- [Task brief]
Your task is to print the material below exactly as presented.

- [Material]
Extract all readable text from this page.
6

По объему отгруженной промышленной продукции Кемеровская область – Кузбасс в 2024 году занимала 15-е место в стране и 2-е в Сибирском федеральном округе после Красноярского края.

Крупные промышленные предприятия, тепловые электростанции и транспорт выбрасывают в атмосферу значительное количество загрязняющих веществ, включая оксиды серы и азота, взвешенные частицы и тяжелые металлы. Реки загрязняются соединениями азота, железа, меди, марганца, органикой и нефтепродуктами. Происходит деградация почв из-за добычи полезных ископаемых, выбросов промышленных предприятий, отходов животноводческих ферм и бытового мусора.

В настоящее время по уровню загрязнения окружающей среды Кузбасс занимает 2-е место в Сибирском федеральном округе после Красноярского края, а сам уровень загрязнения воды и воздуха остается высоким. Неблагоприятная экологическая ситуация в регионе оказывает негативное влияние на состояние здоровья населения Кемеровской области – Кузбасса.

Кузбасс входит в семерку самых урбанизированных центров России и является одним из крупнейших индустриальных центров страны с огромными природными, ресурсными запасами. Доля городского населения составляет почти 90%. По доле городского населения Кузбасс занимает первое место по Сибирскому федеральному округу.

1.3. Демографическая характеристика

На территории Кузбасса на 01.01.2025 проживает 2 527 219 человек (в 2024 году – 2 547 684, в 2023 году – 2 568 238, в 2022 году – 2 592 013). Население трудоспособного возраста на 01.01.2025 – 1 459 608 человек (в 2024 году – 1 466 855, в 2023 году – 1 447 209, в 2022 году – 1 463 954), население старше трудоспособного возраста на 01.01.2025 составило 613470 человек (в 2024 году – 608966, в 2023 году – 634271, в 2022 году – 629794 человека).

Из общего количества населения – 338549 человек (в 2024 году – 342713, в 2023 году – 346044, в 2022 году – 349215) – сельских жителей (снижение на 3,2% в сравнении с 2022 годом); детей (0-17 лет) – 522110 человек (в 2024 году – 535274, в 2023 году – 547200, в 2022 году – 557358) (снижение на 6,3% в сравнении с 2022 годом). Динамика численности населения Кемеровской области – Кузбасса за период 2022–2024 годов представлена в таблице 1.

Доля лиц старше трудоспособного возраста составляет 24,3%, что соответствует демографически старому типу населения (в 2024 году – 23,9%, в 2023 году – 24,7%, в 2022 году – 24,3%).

- [Solution to this exercise]
Extract all readable text from this page.
6

По объему отгруженной промышленной продукции Кемеровская область – Кузбасс в 2024 году занимала 15-е место в стране и 2-е в Сибирском федеральном округе после Красноярского края.

Крупные промышленные предприятия, тепловые электростанции и транспорт выбрасывают в атмосферу значительное количество загрязняющих веществ, включая оксиды серы и азота, взвешенные частицы и тяжелые металлы. Реки загрязняются соединениями азота, железа, меди, марганца, органикой и нефтепродуктами. Происходит деградация почв из-за добычи полезных ископаемых, выбросов промышленных предприятий, отходов животноводческих ферм и бытового мусора.

В настоящее время по уровню загрязнения окружающей среды Кузбасс занимает 2-е место в Сибирском федеральном округе после Красноярского края, а сам уровень загрязнения воды и воздуха остается высоким. Неблагоприятная экологическая ситуация в регионе оказывает негативное влияние на состояние здоровья населения Кемеровской области – Кузбасса.

Кузбасс входит в семерку самых урбанизированных центров России и является одним из крупнейших индустриальных центров страны с огромными природными, ресурсными запасами. Доля городского населения составляет почти 90%. По доле городского населения Кузбасс занимает первое место по Сибирскому федеральному округу.

1.3. Демографическая характеристика

На территории Кузбасса на 01.01.2025 проживает 2 527 219 человек (в 2024 году – 2 547 684, в 2023 году – 2 568 238, в 2022 году – 2 592 013). Население трудоспособного возраста на 01.01.2025 – 1 459 608 человек (в 2024 году – 1 466 855, в 2023 году – 1 447 209, в 2022 году – 1 463 954), население старше трудоспособного возраста на 01.01.2025 составило 613470 человек (в 2024 году – 608966, в 2023 году – 634271, в 2022 году – 629794 человека).

Из общего количества населения – 338549 человек (в 2024 году – 342713, в 2023 году – 346044, в 2022 году – 349215) – сельских жителей (снижение на 3,2% в сравнении с 2022 годом); детей (0-17 лет) – 522110 человек (в 2024 году – 535274, в 2023 году – 547200, в 2022 году – 557358) (снижение на 6,3% в сравнении с 2022 годом). Динамика численности населения Кемеровской области – Кузбасса за период 2022–2024 годов представлена в таблице 1.

Доля лиц старше трудоспособного возраста составляет 24,3%, что соответствует демографически старому типу населения (в 2024 году – 23,9%, в 2023 году – 24,7%, в 2022 году – 24,3%).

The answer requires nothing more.